• _Stated exercise_
Extract the full set of records that follows, word for word.

######

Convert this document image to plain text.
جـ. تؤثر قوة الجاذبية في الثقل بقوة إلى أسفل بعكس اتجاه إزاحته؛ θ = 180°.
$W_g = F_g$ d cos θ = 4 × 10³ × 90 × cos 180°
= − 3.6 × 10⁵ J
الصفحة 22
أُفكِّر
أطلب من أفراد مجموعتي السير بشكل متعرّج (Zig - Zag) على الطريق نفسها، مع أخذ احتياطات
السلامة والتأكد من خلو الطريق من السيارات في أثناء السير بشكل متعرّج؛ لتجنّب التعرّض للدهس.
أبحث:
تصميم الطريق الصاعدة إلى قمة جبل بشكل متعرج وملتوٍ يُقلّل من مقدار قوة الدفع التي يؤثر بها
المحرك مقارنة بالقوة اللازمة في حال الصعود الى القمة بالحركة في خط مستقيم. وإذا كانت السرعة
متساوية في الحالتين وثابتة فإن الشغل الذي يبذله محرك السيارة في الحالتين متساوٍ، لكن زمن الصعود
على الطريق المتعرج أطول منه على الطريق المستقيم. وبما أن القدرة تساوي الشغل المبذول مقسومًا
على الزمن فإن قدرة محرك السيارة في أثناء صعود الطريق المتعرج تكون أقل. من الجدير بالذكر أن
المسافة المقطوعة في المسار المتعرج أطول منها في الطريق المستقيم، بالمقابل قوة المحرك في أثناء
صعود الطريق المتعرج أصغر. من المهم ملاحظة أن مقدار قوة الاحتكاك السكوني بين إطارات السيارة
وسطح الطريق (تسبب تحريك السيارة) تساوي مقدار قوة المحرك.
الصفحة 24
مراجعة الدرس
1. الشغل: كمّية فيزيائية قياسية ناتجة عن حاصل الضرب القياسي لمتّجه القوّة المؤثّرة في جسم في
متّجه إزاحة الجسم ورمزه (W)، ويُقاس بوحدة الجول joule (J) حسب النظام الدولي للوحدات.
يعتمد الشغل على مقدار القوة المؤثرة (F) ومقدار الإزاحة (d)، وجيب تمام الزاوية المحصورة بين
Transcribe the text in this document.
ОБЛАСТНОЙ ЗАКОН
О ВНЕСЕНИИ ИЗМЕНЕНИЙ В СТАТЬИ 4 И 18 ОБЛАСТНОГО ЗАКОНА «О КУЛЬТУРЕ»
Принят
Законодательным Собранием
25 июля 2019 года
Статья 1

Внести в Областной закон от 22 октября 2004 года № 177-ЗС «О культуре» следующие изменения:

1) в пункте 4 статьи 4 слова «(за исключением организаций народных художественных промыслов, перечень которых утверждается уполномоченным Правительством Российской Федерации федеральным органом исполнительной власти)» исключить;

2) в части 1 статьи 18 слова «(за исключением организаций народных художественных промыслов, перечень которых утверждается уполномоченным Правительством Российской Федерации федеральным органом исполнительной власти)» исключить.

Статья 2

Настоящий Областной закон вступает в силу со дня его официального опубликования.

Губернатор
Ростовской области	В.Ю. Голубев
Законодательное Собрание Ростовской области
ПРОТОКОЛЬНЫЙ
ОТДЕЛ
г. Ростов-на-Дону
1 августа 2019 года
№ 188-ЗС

######

• _Result of the exercise_
Convert this document image to plain text.
جـ. تؤثر قوة الجاذبية في الثقل بقوة إلى أسفل بعكس اتجاه إزاحته؛ θ = 180°.
$W_g = F_g$ d cos θ = 4 × 10³ × 90 × cos 180°
= − 3.6 × 10⁵ J
الصفحة 22
أُفكِّر
أطلب من أفراد مجموعتي السير بشكل متعرّج (Zig - Zag) على الطريق نفسها، مع أخذ احتياطات
السلامة والتأكد من خلو الطريق من السيارات في أثناء السير بشكل متعرّج؛ لتجنّب التعرّض للدهس.
أبحث:
تصميم الطريق الصاعدة إلى قمة جبل بشكل متعرج وملتوٍ يُقلّل من مقدار قوة الدفع التي يؤثر بها
المحرك مقارنة بالقوة اللازمة في حال الصعود الى القمة بالحركة في خط مستقيم. وإذا كانت السرعة
متساوية في الحالتين وثابتة فإن الشغل الذي يبذله محرك السيارة في الحالتين متساوٍ، لكن زمن الصعود
على الطريق المتعرج أطول منه على الطريق المستقيم. وبما أن القدرة تساوي الشغل المبذول مقسومًا
على الزمن فإن قدرة محرك السيارة في أثناء صعود الطريق المتعرج تكون أقل. من الجدير بالذكر أن
المسافة المقطوعة في المسار المتعرج أطول منها في الطريق المستقيم، بالمقابل قوة المحرك في أثناء
صعود الطريق المتعرج أصغر. من المهم ملاحظة أن مقدار قوة الاحتكاك السكوني بين إطارات السيارة
وسطح الطريق (تسبب تحريك السيارة) تساوي مقدار قوة المحرك.
الصفحة 24
مراجعة الدرس
1. الشغل: كمّية فيزيائية قياسية ناتجة عن حاصل الضرب القياسي لمتّجه القوّة المؤثّرة في جسم في
متّجه إزاحة الجسم ورمزه (W)، ويُقاس بوحدة الجول joule (J) حسب النظام الدولي للوحدات.
يعتمد الشغل على مقدار القوة المؤثرة (F) ومقدار الإزاحة (d)، وجيب تمام الزاوية المحصورة بين
Transcribe the text in this document.
ОБЛАСТНОЙ ЗАКОН
О ВНЕСЕНИИ ИЗМЕНЕНИЙ В СТАТЬИ 4 И 18 ОБЛАСТНОГО ЗАКОНА «О КУЛЬТУРЕ»
Принят
Законодательным Собранием
25 июля 2019 года
Статья 1

Внести в Областной закон от 22 октября 2004 года № 177-ЗС «О культуре» следующие изменения:

1) в пункте 4 статьи 4 слова «(за исключением организаций народных художественных промыслов, перечень которых утверждается уполномоченным Правительством Российской Федерации федеральным органом исполнительной власти)» исключить;

2) в части 1 статьи 18 слова «(за исключением организаций народных художественных промыслов, перечень которых утверждается уполномоченным Правительством Российской Федерации федеральным органом исполнительной власти)» исключить.

Статья 2

Настоящий Областной закон вступает в силу со дня его официального опубликования.

Губернатор
Ростовской области	В.Ю. Голубев
Законодательное Собрание Ростовской области
ПРОТОКОЛЬНЫЙ
ОТДЕЛ
г. Ростов-на-Дону
1 августа 2019 года
№ 188-ЗС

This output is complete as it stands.